▶ _Set exercise_:
Identify each line containing the word "label" and copy it.

Stored dataset items:
— Start —

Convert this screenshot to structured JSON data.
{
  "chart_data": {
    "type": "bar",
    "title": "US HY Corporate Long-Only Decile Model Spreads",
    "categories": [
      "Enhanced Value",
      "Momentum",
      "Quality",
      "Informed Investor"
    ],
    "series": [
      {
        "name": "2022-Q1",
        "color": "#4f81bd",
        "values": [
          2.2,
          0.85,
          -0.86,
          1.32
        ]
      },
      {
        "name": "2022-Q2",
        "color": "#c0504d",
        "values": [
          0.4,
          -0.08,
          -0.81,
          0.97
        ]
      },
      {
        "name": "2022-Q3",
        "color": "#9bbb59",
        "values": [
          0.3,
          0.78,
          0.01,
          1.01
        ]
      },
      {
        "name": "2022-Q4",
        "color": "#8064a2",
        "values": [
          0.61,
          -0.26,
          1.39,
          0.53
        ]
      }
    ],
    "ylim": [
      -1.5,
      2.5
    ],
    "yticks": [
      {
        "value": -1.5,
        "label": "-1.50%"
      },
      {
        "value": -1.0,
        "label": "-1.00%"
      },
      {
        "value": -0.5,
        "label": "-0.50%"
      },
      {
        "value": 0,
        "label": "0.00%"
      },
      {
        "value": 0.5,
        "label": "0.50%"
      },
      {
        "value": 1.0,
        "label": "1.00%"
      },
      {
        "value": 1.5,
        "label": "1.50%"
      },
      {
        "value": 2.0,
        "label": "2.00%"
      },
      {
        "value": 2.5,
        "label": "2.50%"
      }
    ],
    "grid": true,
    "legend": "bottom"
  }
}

— End —

▶ _Output of the exercise_:
        "label": "-1.50%"
        "label": "-1.00%"
        "label": "-0.50%"
        "label": "0.00%"
        "label": "0.50%"
        "label": "1.00%"
        "label": "1.50%"
        "label": "2.00%"
        "label": "2.50%"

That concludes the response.